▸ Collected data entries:
^^^^
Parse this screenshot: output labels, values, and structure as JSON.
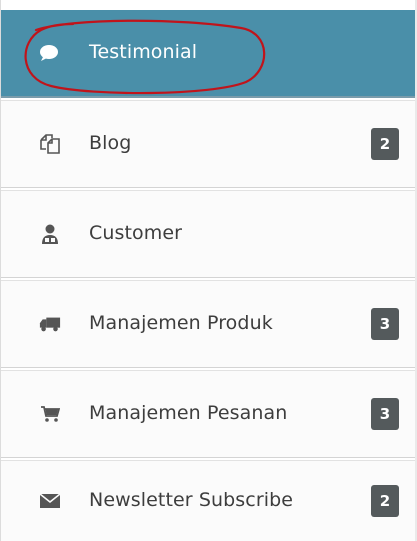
{
  "menu": {
    "items": [
      {
        "label": "Testimonial",
        "icon": "comment-icon",
        "badge": null,
        "active": true
      },
      {
        "label": "Blog",
        "icon": "copy-icon",
        "badge": "2",
        "active": false
      },
      {
        "label": "Customer",
        "icon": "user-icon",
        "badge": null,
        "active": false
      },
      {
        "label": "Manajemen Produk",
        "icon": "truck-icon",
        "badge": "3",
        "active": false
      },
      {
        "label": "Manajemen Pesanan",
        "icon": "cart-icon",
        "badge": "3",
        "active": false
      },
      {
        "label": "Newsletter Subscribe",
        "icon": "envelope-icon",
        "badge": "2",
        "active": false
      }
    ]
  },
  "colors": {
    "active_bg": "#4a8fa9",
    "badge_bg": "#545a5c",
    "annotation": "#c0141b",
    "icon": "#555555"
  }
}
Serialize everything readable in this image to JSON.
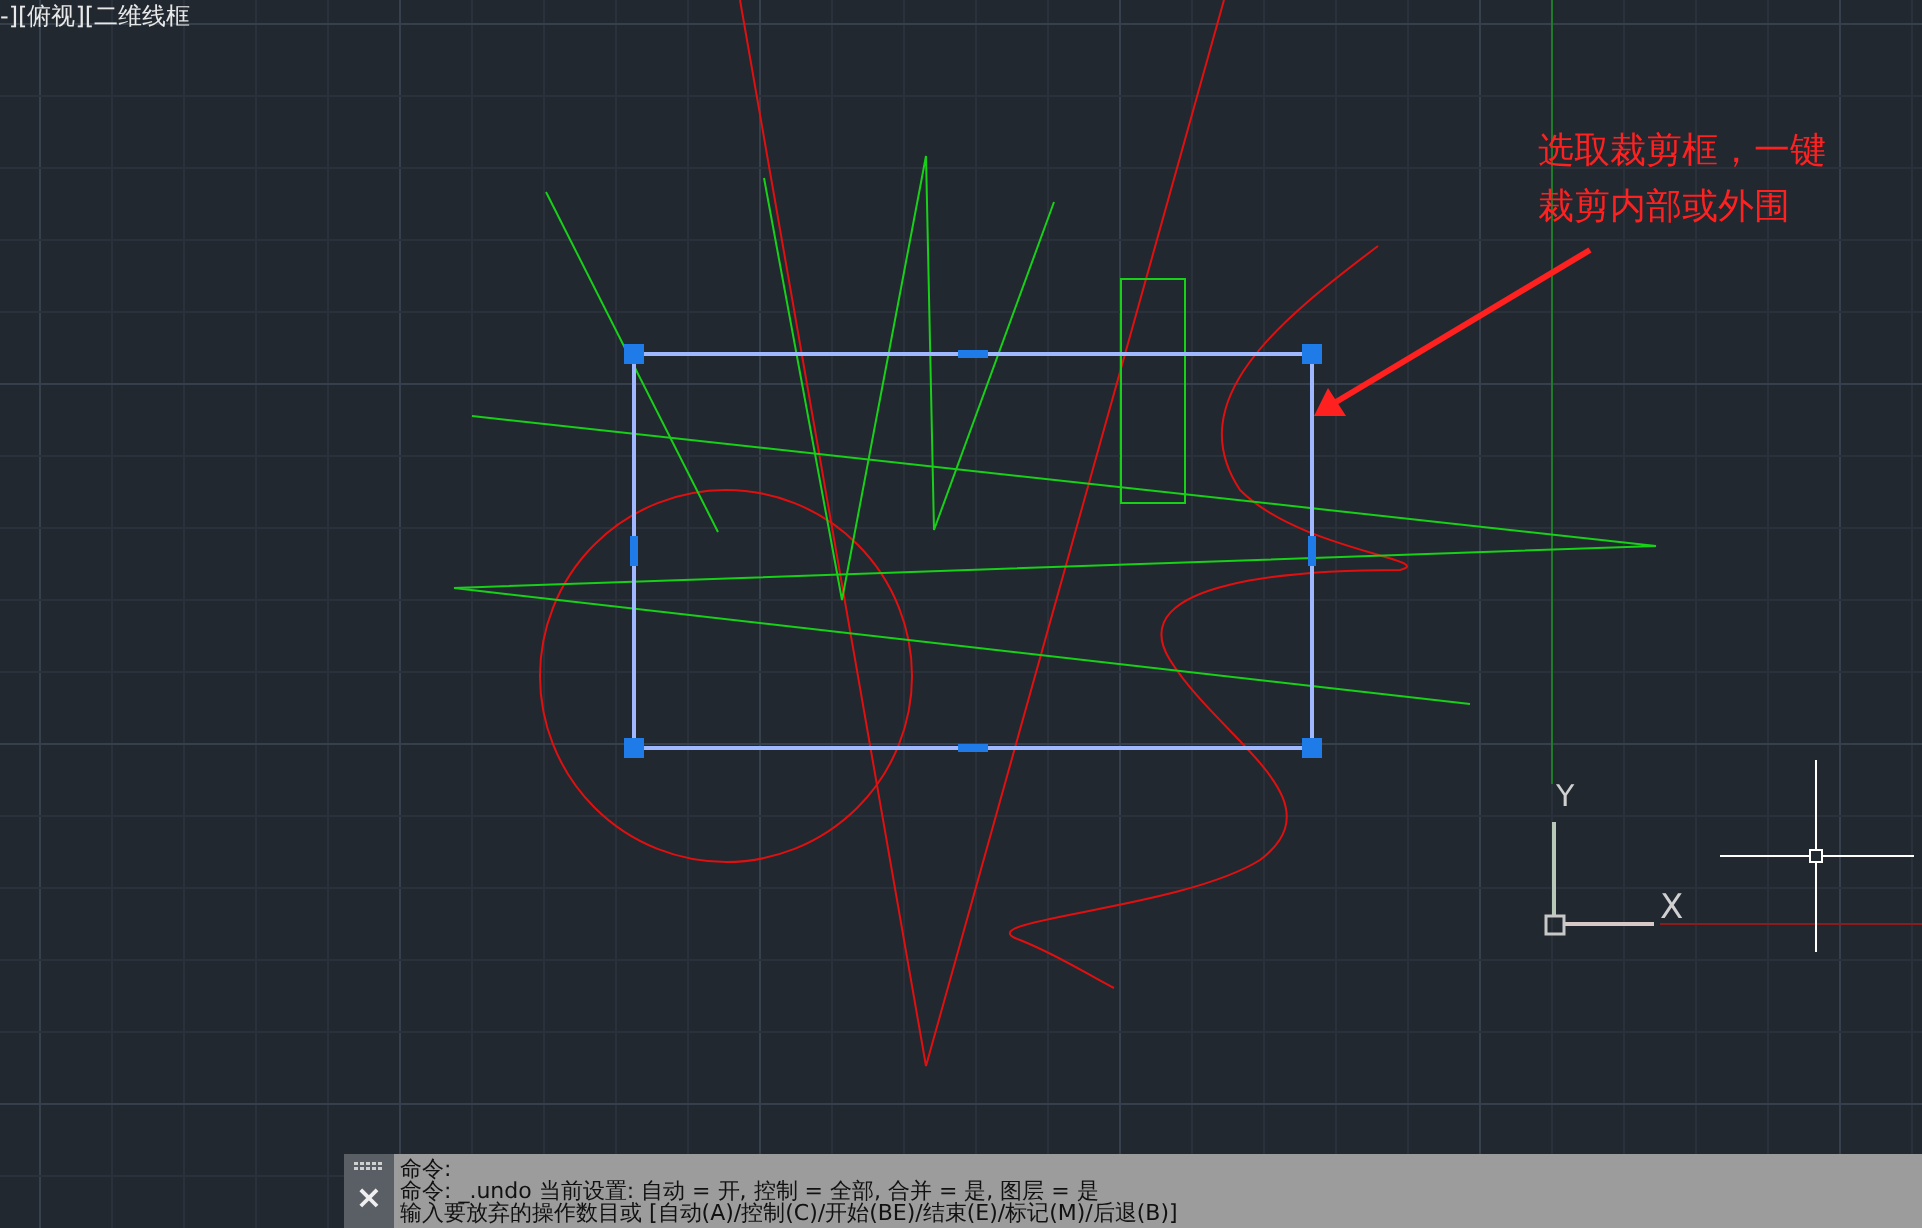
^^^^
▸ INSTRUCTION:
Go through the entries above and output them exactly, without pictures.

▸ TASK RESULT:
Parse this screenshot: output labels, values, and structure as JSON.
{
  "menu": {
    "items": [
      {
        "label": "Testimonial",
        "icon": "comment-icon",
        "badge": null,
        "active": true
      },
      {
        "label": "Blog",
        "icon": "copy-icon",
        "badge": "2",
        "active": false
      },
      {
        "label": "Customer",
        "icon": "user-icon",
        "badge": null,
        "active": false
      },
      {
        "label": "Manajemen Produk",
        "icon": "truck-icon",
        "badge": "3",
        "active": false
      },
      {
        "label": "Manajemen Pesanan",
        "icon": "cart-icon",
        "badge": "3",
        "active": false
      },
      {
        "label": "Newsletter Subscribe",
        "icon": "envelope-icon",
        "badge": "2",
        "active": false
      }
    ]
  },
  "colors": {
    "active_bg": "#4a8fa9",
    "badge_bg": "#545a5c",
    "annotation": "#c0141b",
    "icon": "#555555"
  }
}
Serialize everything readable in this image to JSON.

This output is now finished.